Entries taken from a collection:

%%

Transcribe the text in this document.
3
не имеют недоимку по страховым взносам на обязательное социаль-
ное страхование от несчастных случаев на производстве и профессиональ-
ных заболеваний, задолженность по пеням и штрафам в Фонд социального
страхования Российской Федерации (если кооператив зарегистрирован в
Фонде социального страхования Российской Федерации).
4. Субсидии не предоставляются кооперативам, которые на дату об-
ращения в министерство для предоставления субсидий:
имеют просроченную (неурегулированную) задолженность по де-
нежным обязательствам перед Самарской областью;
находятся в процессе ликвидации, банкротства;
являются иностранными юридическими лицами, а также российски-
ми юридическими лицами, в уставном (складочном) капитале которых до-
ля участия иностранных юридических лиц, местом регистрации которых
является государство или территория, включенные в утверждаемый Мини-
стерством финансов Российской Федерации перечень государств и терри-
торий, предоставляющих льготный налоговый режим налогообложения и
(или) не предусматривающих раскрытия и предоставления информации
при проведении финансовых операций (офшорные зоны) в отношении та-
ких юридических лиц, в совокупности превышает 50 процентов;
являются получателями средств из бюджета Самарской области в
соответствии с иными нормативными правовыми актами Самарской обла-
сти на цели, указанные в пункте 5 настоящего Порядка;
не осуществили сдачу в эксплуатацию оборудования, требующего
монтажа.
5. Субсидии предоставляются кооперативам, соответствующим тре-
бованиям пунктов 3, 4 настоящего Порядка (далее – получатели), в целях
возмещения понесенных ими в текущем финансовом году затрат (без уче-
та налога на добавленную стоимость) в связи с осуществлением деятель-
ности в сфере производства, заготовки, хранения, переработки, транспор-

%%

From the data above, show each line that contains "Порядка".

**Solution for this task:**
сти на цели, указанные в пункте 5 настоящего Порядка;
бованиям пунктов 3, 4 настоящего Порядка (далее – получатели), в целях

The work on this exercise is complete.